# Cashews



## Vanilla Bean (Mar 13, 2009)

I love these nuts! If you like them, what are some of your favorite recipes using this delicious nut?

_this might be moved ... I can repost when I get home from work._

*Creamy Cashew Chicken Salad*

4 cups cubed cooked chicken
1 cup chopped celery
1/2 cup chopped green pepper
1 jar (2 oz.) diced pimentos, drained
1/2 cup mayonnaise
1/3 cup whipping cream
1/4 cup sour cream
3 TBSP. thinly sliced green onions
2 TBSP. minced fresh parsley
1-1/2 tsp. lemon juice
1-1/2 tsp. tarragon vinegar or cider vinegar
1 garlic clove, minced
1/2 tsp. salt
1/8 tsp. pepper
3/4 cup salted cashews
Leaf lettuce and additional cashes, optional

In a large bowl, combine the chicken, celery, green pepper and pimentos; set aside. In a blender. combine the next 10 ingredients; cover and process until well blended. Pour over chicken mixture and toss to coat. Cover and refrigerate until serving.

Fold in cashews. Serve in a lettuce-lined bowl and garnish with additional cashews, if desired. 
Yield: 6 servings.

I also like....

Cashew Crunch Brittle Recipe : Recipezaar


----------



## 112inky (Mar 26, 2009)

Wow that was a wonderful recipe... thank you!!!!


----------



## MexicoKaren (Mar 26, 2009)

VB, that sounds wonderful! I buy the most delicious cashews at our Costco - they are both salted and peppered. I think they would be veyr good iin this salad, and I intend to make it soon. Thanks!!


----------



## vyapti (Mar 26, 2009)

I use cashews all the time.  I grind them up and make cashew cream sauce for pasta, cheezy cashew nacho sauce, ground or whole in soup . . . whatever.  It adds a wonderful creaminess in sauces.


----------



## Yakuta (Mar 26, 2009)

I use cashews in a lot of desserts.  They are delicious in cookies.  I also make a burfi (almost like a fudge) with it.  It's very popular in India cooking. 

To make the fudge you need sweet cashews (not toasted or salted) about 4 cups.  You dry grind them with a cup of sugar (since they are oily, sugar helps give traction when you grind). 

In a pan, add two sticks of unsalted butter, a cup of ricotta cheese and the cashews, some cardamom and some saffron strands and more sugar (taste to ensure you have enough for your taste buds).  Cook until it's like a doughy lump. 

Put it in a pan, spread it, let it cool completely.  Cut into peices and serve with coffee or tea or whatever you like.


----------



## Loprraine (Mar 26, 2009)

There's a store closeby that sells great cashews, and they have a grinder to make cashew butter.  It's great stuff!  Thanks for the recipe, VB, I like nuts in chicken salad.

------------

## THINGS TO DO
1. Write out the part of the cashew thread between "To make the" and "when you grind).", inclusive, word for word.
2. From the records, extract the lines between the start and the line holding "- title-bold: SCHAUEN: [643, 53, 881, 138]", inclusive, reproducing them verbatim and nothing more.
The cashew thread has no connection to the records.

------------

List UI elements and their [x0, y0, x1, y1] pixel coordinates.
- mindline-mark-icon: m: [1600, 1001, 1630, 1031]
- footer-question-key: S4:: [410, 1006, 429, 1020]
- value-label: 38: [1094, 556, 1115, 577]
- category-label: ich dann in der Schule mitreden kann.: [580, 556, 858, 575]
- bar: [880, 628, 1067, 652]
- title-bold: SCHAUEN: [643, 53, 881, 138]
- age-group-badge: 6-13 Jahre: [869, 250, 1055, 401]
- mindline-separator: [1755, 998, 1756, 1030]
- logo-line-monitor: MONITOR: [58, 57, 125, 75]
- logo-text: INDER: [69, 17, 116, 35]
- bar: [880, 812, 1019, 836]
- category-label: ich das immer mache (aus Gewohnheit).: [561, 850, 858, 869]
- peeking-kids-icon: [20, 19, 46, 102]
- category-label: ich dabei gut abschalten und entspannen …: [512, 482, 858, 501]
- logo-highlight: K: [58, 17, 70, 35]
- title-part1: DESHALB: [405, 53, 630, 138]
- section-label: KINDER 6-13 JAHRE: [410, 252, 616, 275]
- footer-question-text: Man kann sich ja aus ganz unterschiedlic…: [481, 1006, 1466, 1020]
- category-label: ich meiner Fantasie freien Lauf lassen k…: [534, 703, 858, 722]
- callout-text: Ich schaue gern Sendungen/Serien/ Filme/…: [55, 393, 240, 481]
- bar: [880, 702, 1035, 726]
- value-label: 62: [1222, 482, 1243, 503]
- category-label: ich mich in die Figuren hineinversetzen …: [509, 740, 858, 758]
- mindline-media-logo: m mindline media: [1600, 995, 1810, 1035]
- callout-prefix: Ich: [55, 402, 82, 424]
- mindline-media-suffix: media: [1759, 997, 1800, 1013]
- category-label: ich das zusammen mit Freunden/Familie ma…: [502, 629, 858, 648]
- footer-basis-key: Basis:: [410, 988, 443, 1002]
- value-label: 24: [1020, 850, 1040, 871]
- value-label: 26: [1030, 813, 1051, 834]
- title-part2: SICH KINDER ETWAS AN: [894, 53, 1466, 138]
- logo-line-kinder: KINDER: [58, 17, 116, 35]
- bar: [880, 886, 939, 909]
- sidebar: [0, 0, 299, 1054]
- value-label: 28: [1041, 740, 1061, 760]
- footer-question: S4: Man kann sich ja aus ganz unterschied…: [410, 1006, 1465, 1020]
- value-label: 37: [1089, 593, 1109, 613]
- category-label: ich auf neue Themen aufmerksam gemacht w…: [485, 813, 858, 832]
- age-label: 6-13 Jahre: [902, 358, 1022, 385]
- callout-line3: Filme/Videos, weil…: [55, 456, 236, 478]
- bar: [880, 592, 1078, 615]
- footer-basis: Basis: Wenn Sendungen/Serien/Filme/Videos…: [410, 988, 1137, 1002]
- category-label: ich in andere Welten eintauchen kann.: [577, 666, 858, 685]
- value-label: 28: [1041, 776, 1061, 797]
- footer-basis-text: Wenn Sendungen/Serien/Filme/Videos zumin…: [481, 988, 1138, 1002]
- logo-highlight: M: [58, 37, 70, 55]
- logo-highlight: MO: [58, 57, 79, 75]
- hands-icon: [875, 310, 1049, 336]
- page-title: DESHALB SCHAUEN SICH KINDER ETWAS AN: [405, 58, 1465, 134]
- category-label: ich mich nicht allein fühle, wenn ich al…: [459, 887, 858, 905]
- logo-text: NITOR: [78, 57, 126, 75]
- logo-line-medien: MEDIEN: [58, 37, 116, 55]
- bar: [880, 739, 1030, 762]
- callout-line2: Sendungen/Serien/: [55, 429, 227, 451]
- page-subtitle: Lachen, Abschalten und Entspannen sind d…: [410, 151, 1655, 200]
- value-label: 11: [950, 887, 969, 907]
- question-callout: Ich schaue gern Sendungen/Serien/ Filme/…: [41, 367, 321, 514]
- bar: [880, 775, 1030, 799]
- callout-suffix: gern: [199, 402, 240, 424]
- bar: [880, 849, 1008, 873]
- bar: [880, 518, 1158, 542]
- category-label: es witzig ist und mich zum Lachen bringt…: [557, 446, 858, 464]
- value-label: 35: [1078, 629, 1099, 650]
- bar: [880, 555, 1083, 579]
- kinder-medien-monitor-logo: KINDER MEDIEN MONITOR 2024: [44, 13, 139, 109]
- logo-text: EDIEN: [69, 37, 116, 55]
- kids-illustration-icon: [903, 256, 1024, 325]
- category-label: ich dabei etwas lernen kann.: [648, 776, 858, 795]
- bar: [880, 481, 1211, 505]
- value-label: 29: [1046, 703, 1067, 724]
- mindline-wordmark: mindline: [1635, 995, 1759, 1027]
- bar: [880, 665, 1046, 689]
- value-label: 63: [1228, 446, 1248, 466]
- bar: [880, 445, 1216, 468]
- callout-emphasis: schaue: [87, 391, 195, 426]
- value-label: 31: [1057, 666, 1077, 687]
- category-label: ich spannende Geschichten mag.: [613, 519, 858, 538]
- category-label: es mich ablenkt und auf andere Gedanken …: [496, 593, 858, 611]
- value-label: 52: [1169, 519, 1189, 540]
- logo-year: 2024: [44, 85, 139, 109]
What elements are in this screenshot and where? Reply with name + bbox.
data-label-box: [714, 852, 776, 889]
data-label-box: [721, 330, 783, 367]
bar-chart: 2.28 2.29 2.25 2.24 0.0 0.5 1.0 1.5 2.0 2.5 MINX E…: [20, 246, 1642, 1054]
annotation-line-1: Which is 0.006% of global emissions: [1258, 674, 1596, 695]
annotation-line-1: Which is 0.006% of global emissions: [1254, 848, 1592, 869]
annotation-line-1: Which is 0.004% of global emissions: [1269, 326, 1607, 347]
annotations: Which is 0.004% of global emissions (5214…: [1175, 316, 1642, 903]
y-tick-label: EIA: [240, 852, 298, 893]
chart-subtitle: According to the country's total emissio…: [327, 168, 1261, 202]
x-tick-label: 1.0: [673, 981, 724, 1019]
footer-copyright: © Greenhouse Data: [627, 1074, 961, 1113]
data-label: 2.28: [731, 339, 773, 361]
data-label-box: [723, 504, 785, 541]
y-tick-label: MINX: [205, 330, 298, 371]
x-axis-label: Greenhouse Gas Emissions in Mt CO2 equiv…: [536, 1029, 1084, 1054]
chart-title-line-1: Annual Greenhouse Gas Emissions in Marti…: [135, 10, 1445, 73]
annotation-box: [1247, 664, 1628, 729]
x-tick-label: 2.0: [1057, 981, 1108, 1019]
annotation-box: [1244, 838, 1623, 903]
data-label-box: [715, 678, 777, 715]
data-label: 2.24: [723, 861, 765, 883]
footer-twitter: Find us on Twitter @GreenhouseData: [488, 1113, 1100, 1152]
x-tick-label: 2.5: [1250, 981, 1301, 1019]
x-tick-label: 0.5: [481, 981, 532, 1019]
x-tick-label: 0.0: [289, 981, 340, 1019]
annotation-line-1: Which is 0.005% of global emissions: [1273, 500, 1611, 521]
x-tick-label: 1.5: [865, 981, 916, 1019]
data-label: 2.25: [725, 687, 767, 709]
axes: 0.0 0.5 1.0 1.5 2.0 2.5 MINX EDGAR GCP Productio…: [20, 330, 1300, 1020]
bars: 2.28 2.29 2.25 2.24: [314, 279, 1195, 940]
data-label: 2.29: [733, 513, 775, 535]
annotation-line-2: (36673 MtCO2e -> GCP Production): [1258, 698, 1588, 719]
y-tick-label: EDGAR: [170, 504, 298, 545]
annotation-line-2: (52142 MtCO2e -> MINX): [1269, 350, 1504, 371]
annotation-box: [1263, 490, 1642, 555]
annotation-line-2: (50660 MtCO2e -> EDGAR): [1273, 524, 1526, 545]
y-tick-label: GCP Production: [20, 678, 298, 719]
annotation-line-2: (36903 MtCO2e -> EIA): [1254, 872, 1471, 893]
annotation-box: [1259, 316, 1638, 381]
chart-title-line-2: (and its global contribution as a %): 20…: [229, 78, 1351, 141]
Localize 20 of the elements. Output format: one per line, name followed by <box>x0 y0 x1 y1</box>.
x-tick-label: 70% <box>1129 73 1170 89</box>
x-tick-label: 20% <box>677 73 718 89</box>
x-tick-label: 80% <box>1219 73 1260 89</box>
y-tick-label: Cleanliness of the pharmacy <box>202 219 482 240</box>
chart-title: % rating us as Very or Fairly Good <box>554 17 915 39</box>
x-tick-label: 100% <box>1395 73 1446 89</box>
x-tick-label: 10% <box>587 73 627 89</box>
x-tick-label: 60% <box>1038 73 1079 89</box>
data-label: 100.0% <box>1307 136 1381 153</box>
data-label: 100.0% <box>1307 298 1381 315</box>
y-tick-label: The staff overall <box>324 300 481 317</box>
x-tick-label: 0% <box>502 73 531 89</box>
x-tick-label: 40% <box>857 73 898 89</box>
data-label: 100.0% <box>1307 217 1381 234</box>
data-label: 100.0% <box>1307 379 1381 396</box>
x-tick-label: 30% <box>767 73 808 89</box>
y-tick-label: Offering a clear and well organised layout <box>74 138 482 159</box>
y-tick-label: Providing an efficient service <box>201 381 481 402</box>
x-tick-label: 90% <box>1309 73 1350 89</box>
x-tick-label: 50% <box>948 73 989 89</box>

------------

## RESPONSE LIST
1.
To make the fudge you need sweet cashews (not toasted or salted) about 4 cups.  You dry grind them with a cup of sugar (since they are oily, sugar helps give traction when you grind).

2.
List UI elements and their [x0, y0, x1, y1] pixel coordinates.
- mindline-mark-icon: m: [1600, 1001, 1630, 1031]
- footer-question-key: S4:: [410, 1006, 429, 1020]
- value-label: 38: [1094, 556, 1115, 577]
- category-label: ich dann in der Schule mitreden kann.: [580, 556, 858, 575]
- bar: [880, 628, 1067, 652]
- title-bold: SCHAUEN: [643, 53, 881, 138]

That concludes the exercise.